Job: Only lines holding the string "TomBERT" are wanted; copy each one from the material.
++++ Records for processing
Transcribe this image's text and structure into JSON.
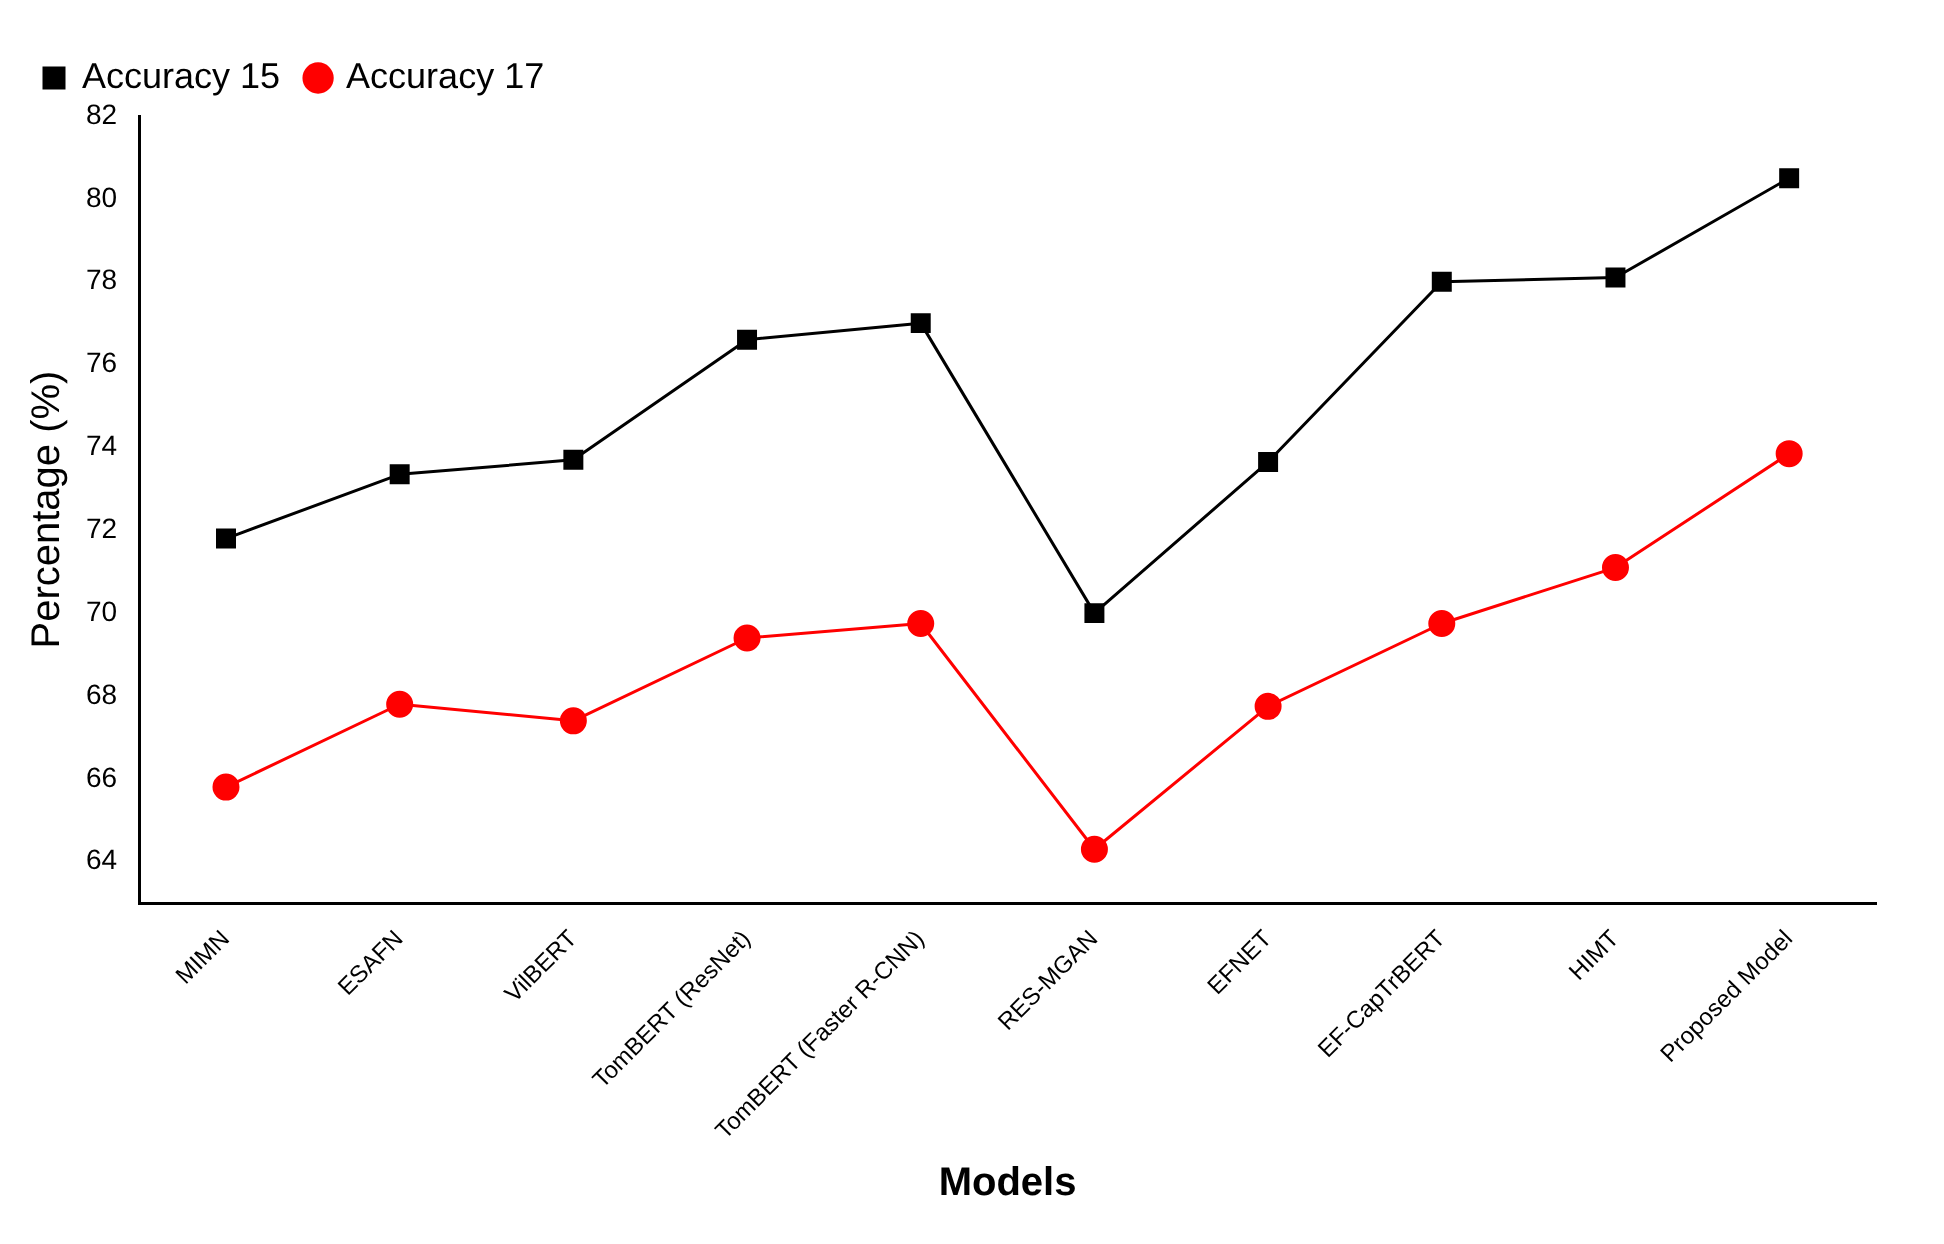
{
  "chart_data": {
    "type": "line",
    "xlabel": "Models",
    "ylabel": "Percentage (%)",
    "categories": [
      "MIMN",
      "ESAFN",
      "VilBERT",
      "TomBERT (ResNet)",
      "TomBERT (Faster R-CNN)",
      "RES-MGAN",
      "EFNET",
      "EF-CapTrBERT",
      "HIMT",
      "Proposed Model"
    ],
    "series": [
      {
        "name": "Accuracy 15",
        "color": "#000000",
        "marker": "square",
        "values": [
          71.8,
          73.35,
          73.7,
          76.6,
          77.0,
          70.0,
          73.65,
          78.0,
          78.1,
          80.5
        ]
      },
      {
        "name": "Accuracy 17",
        "color": "#ff0000",
        "marker": "circle",
        "values": [
          65.8,
          67.8,
          67.4,
          69.4,
          69.75,
          64.3,
          67.75,
          69.75,
          71.1,
          73.85
        ]
      }
    ],
    "ylim": [
      63,
      82
    ],
    "yticks": [
      64,
      66,
      68,
      70,
      72,
      74,
      76,
      78,
      80,
      82
    ],
    "grid": false,
    "legend": "top left",
    "line_style": "solid"
  }
}
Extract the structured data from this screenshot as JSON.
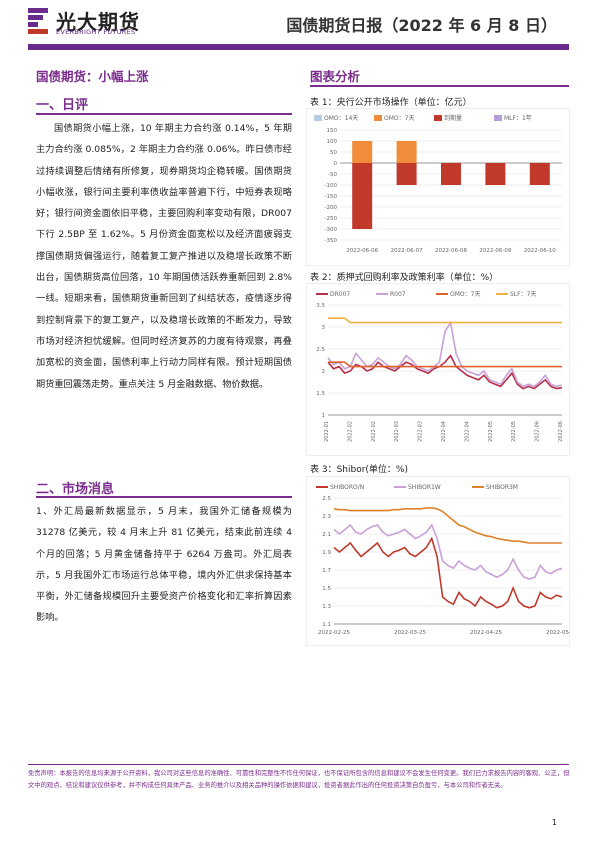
{
  "header": {
    "logo_cn": "光大期货",
    "logo_en": "EVERBRIGHT FUTURES",
    "report_title": "国债期货日报（2022 年 6 月 8 日）"
  },
  "left": {
    "title": "国债期货：小幅上涨",
    "sec1_heading": "一、日评",
    "sec1_text": "国债期货小幅上涨，10 年期主力合约涨 0.14%，5 年期主力合约涨 0.085%，2 年期主力合约涨 0.06%。昨日债市经过持续调整后情绪有所修复，现券期货均企稳转暖。国债期货小幅收涨，银行间主要利率债收益率普遍下行，中短券表现略好；银行间资金面依旧平稳，主要回购利率变动有限，DR007 下行 2.5BP 至 1.62%。5 月份资金面宽松以及经济面疲弱支撑国债期货偏强运行，随着复工复产推进以及稳增长政策不断出台，国债期货高位回落，10 年期国债活跃券重新回到 2.8%一线。短期来看，国债期货重新回到了纠结状态，疫情逐步得到控制背景下的复工复产，以及稳增长政策的不断发力，导致市场对经济担忧缓解。但同时经济复苏的力度有待观察，再叠加宽松的资金面，国债利率上行动力同样有限。预计短期国债期货重回震荡走势。重点关注 5 月金融数据、物价数据。",
    "sec2_heading": "二、市场消息",
    "sec2_text": "1、外汇局最新数据显示，5 月末，我国外汇储备规模为 31278 亿美元，较 4 月末上升 81 亿美元，结束此前连续 4 个月的回落；5 月黄金储备持平于 6264 万盎司。外汇局表示，5 月我国外汇市场运行总体平稳，境内外汇供求保持基本平衡，外汇储备规模回升主要受资产价格变化和汇率折算因素影响。"
  },
  "right": {
    "title": "图表分析",
    "chart1_caption": "表 1：央行公开市场操作（单位：亿元）",
    "chart2_caption": "表 2：质押式回购利率及政策利率（单位：%）",
    "chart3_caption": "表 3：Shibor(单位：%)"
  },
  "chart_data": [
    {
      "type": "bar",
      "legend": [
        "OMO：14天",
        "OMO：7天",
        "到期量",
        "MLF：1年"
      ],
      "categories": [
        "2022-06-06",
        "2022-06-07",
        "2022-06-08",
        "2022-06-09",
        "2022-06-10"
      ],
      "series": [
        {
          "name": "OMO：14天",
          "values": [
            0,
            0,
            0,
            0,
            0
          ]
        },
        {
          "name": "OMO：7天",
          "values": [
            100,
            100,
            0,
            0,
            0
          ]
        },
        {
          "name": "到期量",
          "values": [
            -300,
            -100,
            -100,
            -100,
            -100
          ]
        },
        {
          "name": "MLF：1年",
          "values": [
            0,
            0,
            0,
            0,
            0
          ]
        }
      ],
      "colors": [
        "#b8cce4",
        "#f08c3a",
        "#c0392b",
        "#b39ddb"
      ],
      "ylim": [
        -350,
        150
      ],
      "yticks": [
        150,
        100,
        50,
        0,
        -50,
        -100,
        -150,
        -200,
        -250,
        -300,
        -350
      ]
    },
    {
      "type": "line",
      "legend": [
        "DR007",
        "R007",
        "OMO：7天",
        "SLF：7天"
      ],
      "yticks": [
        1,
        1.5,
        2,
        2.5,
        3,
        3.5
      ],
      "ylim": [
        1,
        3.5
      ],
      "xticks": [
        "2022-01",
        "2022-02",
        "2022-02",
        "2022-03",
        "2022-03",
        "2022-04",
        "2022-04",
        "2022-05",
        "2022-05",
        "2022-06",
        "2022-06"
      ],
      "series": [
        {
          "name": "DR007",
          "values": [
            2.2,
            2.05,
            2.1,
            1.95,
            2.0,
            2.15,
            2.1,
            2.0,
            2.05,
            2.2,
            2.1,
            2.05,
            2.0,
            2.1,
            2.2,
            2.15,
            2.05,
            2.0,
            1.95,
            2.05,
            2.1,
            2.2,
            2.35,
            2.1,
            2.0,
            1.9,
            1.85,
            1.8,
            1.9,
            1.75,
            1.7,
            1.65,
            1.8,
            1.95,
            1.7,
            1.6,
            1.65,
            1.6,
            1.7,
            1.8,
            1.65,
            1.6,
            1.62
          ]
        },
        {
          "name": "R007",
          "values": [
            2.3,
            2.15,
            2.2,
            2.05,
            2.1,
            2.4,
            2.25,
            2.1,
            2.15,
            2.3,
            2.2,
            2.1,
            2.05,
            2.15,
            2.35,
            2.25,
            2.1,
            2.05,
            2.0,
            2.1,
            2.2,
            2.9,
            3.1,
            2.4,
            2.1,
            2.0,
            1.95,
            1.9,
            2.0,
            1.8,
            1.75,
            1.7,
            1.9,
            2.05,
            1.75,
            1.65,
            1.7,
            1.65,
            1.75,
            1.9,
            1.7,
            1.65,
            1.68
          ]
        },
        {
          "name": "OMO：7天",
          "values": [
            2.2,
            2.2,
            2.2,
            2.2,
            2.1,
            2.1,
            2.1,
            2.1,
            2.1,
            2.1,
            2.1,
            2.1,
            2.1,
            2.1,
            2.1,
            2.1,
            2.1,
            2.1,
            2.1,
            2.1,
            2.1,
            2.1,
            2.1,
            2.1,
            2.1,
            2.1,
            2.1,
            2.1,
            2.1,
            2.1,
            2.1,
            2.1,
            2.1,
            2.1,
            2.1,
            2.1,
            2.1,
            2.1,
            2.1,
            2.1,
            2.1,
            2.1,
            2.1
          ]
        },
        {
          "name": "SLF：7天",
          "values": [
            3.2,
            3.2,
            3.2,
            3.2,
            3.1,
            3.1,
            3.1,
            3.1,
            3.1,
            3.1,
            3.1,
            3.1,
            3.1,
            3.1,
            3.1,
            3.1,
            3.1,
            3.1,
            3.1,
            3.1,
            3.1,
            3.1,
            3.1,
            3.1,
            3.1,
            3.1,
            3.1,
            3.1,
            3.1,
            3.1,
            3.1,
            3.1,
            3.1,
            3.1,
            3.1,
            3.1,
            3.1,
            3.1,
            3.1,
            3.1,
            3.1,
            3.1,
            3.1
          ]
        }
      ],
      "colors": [
        "#b5314a",
        "#c9a0d8",
        "#e0622a",
        "#f0b040"
      ]
    },
    {
      "type": "line",
      "legend": [
        "SHIBORO/N",
        "SHIBOR1W",
        "SHIBOR3M"
      ],
      "yticks": [
        1.1,
        1.3,
        1.5,
        1.7,
        1.9,
        2.1,
        2.3,
        2.5
      ],
      "ylim": [
        1.1,
        2.5
      ],
      "xticks": [
        "2022-02-25",
        "2022-03-25",
        "2022-04-25",
        "2022-05-25"
      ],
      "series": [
        {
          "name": "SHIBORO/N",
          "values": [
            1.95,
            1.9,
            1.95,
            2.0,
            1.92,
            1.85,
            1.9,
            1.95,
            2.0,
            1.9,
            1.85,
            1.9,
            1.92,
            1.95,
            1.88,
            1.85,
            1.9,
            1.95,
            2.05,
            1.85,
            1.4,
            1.35,
            1.32,
            1.45,
            1.38,
            1.35,
            1.3,
            1.4,
            1.35,
            1.32,
            1.28,
            1.3,
            1.35,
            1.5,
            1.35,
            1.3,
            1.28,
            1.3,
            1.45,
            1.4,
            1.38,
            1.42,
            1.4
          ]
        },
        {
          "name": "SHIBOR1W",
          "values": [
            2.15,
            2.1,
            2.15,
            2.2,
            2.12,
            2.1,
            2.15,
            2.18,
            2.2,
            2.12,
            2.08,
            2.1,
            2.12,
            2.15,
            2.1,
            2.05,
            2.08,
            2.12,
            2.2,
            2.05,
            1.8,
            1.75,
            1.72,
            1.8,
            1.75,
            1.72,
            1.7,
            1.75,
            1.68,
            1.65,
            1.62,
            1.65,
            1.7,
            1.82,
            1.7,
            1.62,
            1.6,
            1.62,
            1.75,
            1.68,
            1.66,
            1.7,
            1.72
          ]
        },
        {
          "name": "SHIBOR3M",
          "values": [
            2.38,
            2.37,
            2.37,
            2.36,
            2.36,
            2.36,
            2.36,
            2.36,
            2.36,
            2.36,
            2.36,
            2.37,
            2.37,
            2.38,
            2.38,
            2.38,
            2.38,
            2.39,
            2.39,
            2.38,
            2.35,
            2.3,
            2.25,
            2.2,
            2.18,
            2.15,
            2.12,
            2.1,
            2.08,
            2.07,
            2.05,
            2.04,
            2.03,
            2.02,
            2.02,
            2.01,
            2.0,
            2.0,
            2.0,
            2.0,
            2.0,
            2.0,
            2.0
          ]
        }
      ],
      "colors": [
        "#c0392b",
        "#c9a0d8",
        "#e0822a"
      ]
    }
  ],
  "footer": {
    "disclaimer": "免责声明：本报告的信息均来源于公开资料，我公司对这些信息的准确性、可靠性和完整性不作任何保证，也不保证所包含的信息和建议不会发生任何变更。我们已力求报告内容的客观、公正，但文中的观点、结论和建议仅供参考，并不构成任何具体产品、业务的推介以及相关品种的操作依据和建议，投资者据此作出的任何投资决策自负盈亏，与本公司和作者无关。",
    "page": "1"
  }
}
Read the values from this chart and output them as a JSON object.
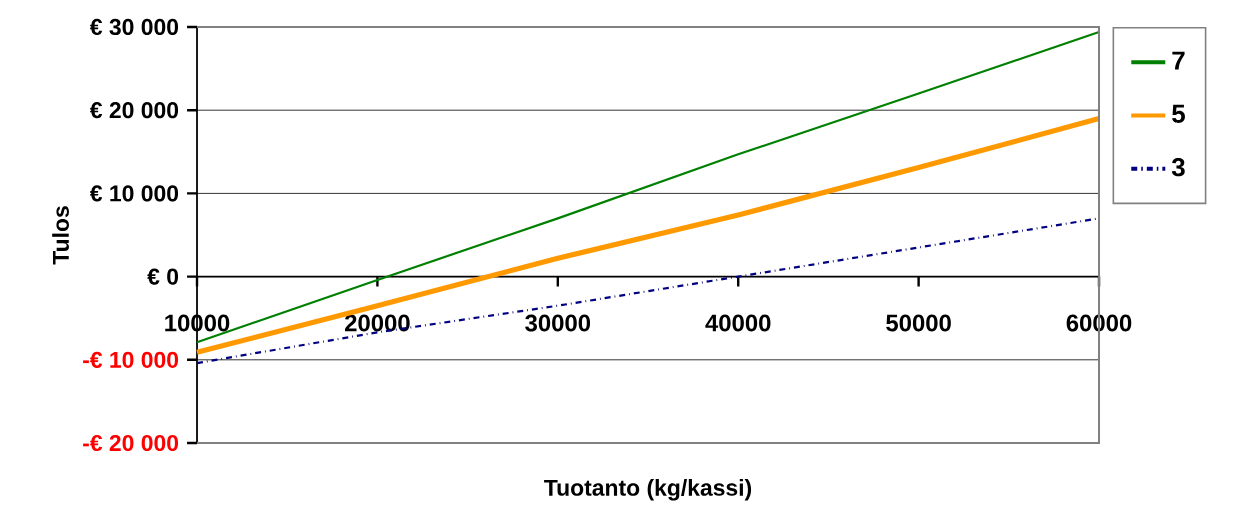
{
  "chart_data": {
    "type": "line",
    "xlabel": "Tuotanto (kg/kassi)",
    "ylabel": "Tulos",
    "x": [
      10000,
      20000,
      30000,
      40000,
      50000,
      60000
    ],
    "series": [
      {
        "name": "7",
        "color": "#008000",
        "line_style": "solid",
        "values": [
          -7900,
          -400,
          7000,
          14700,
          22000,
          29400
        ]
      },
      {
        "name": "5",
        "color": "#ff9900",
        "line_style": "solid",
        "values": [
          -9100,
          -3500,
          2200,
          7400,
          13100,
          19000
        ]
      },
      {
        "name": "3",
        "color": "#000080",
        "line_style": "dashdotted",
        "values": [
          -10400,
          -6700,
          -3500,
          0,
          3500,
          7000
        ]
      }
    ],
    "xlim": [
      10000,
      60000
    ],
    "xticks": [
      10000,
      20000,
      30000,
      40000,
      50000,
      60000
    ],
    "ylim": [
      -20000,
      30000
    ],
    "yticks": [
      {
        "value": -20000,
        "label": "-€ 20 000"
      },
      {
        "value": -10000,
        "label": "-€ 10 000"
      },
      {
        "value": 0,
        "label": "€ 0"
      },
      {
        "value": 10000,
        "label": "€ 10 000"
      },
      {
        "value": 20000,
        "label": "€ 20 000"
      },
      {
        "value": 30000,
        "label": "€ 30 000"
      }
    ],
    "grid": "y",
    "legend": "right",
    "marker": "none"
  }
}
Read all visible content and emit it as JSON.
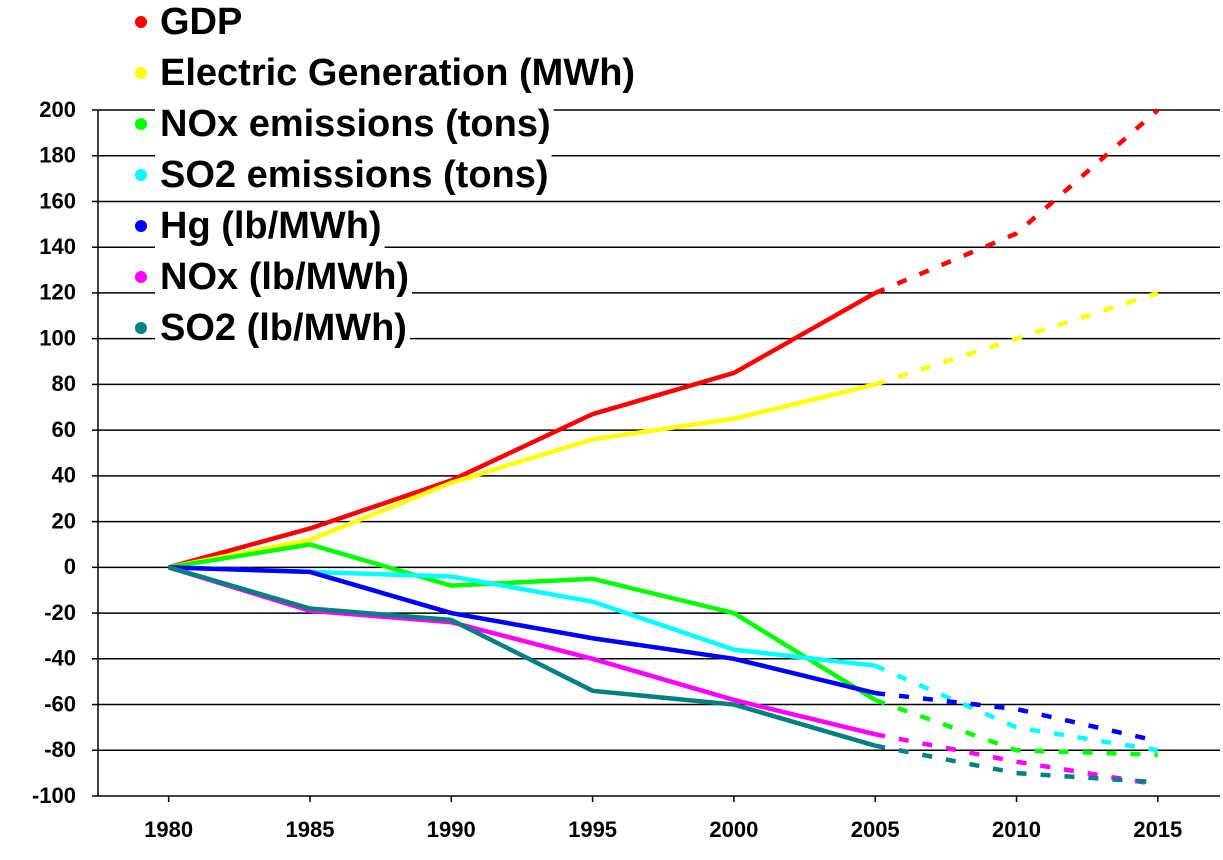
{
  "chart_data": {
    "type": "line",
    "x": [
      1980,
      1985,
      1990,
      1995,
      2000,
      2005,
      2010,
      2015
    ],
    "projection_start": 2005,
    "series": [
      {
        "name": "GDP",
        "color": "#ff0000",
        "values": [
          0,
          17,
          38,
          67,
          85,
          120,
          146,
          200
        ]
      },
      {
        "name": "Electric Generation (MWh)",
        "color": "#ffff00",
        "values": [
          0,
          12,
          37,
          56,
          65,
          80,
          100,
          120
        ]
      },
      {
        "name": "NOx emissions (tons)",
        "color": "#00ff00",
        "values": [
          0,
          10,
          -8,
          -5,
          -20,
          -58,
          -80,
          -82
        ]
      },
      {
        "name": "SO2 emissions (tons)",
        "color": "#00ffff",
        "values": [
          0,
          -2,
          -4,
          -15,
          -36,
          -43,
          -70,
          -80
        ]
      },
      {
        "name": "Hg (lb/MWh)",
        "color": "#0000ff",
        "values": [
          0,
          -2,
          -20,
          -31,
          -40,
          -55,
          -62,
          -76
        ]
      },
      {
        "name": "NOx (lb/MWh)",
        "color": "#ff00ff",
        "values": [
          0,
          -19,
          -24,
          -40,
          -58,
          -73,
          -85,
          -95
        ]
      },
      {
        "name": "SO2 (lb/MWh)",
        "color": "#008080",
        "values": [
          0,
          -18,
          -23,
          -54,
          -60,
          -78,
          -90,
          -94
        ]
      }
    ],
    "xlim": [
      1977.5,
      2017.2
    ],
    "xticks": [
      1980,
      1985,
      1990,
      1995,
      2000,
      2005,
      2010,
      2015
    ],
    "ylim": [
      -100,
      200
    ],
    "yticks": [
      -100,
      -80,
      -60,
      -40,
      -20,
      0,
      20,
      40,
      60,
      80,
      100,
      120,
      140,
      160,
      180,
      200
    ],
    "grid": true,
    "legend": "top-left"
  }
}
++++++++
In response:
      "TomBERT (ResNet)",
      "TomBERT (Faster R-CNN)",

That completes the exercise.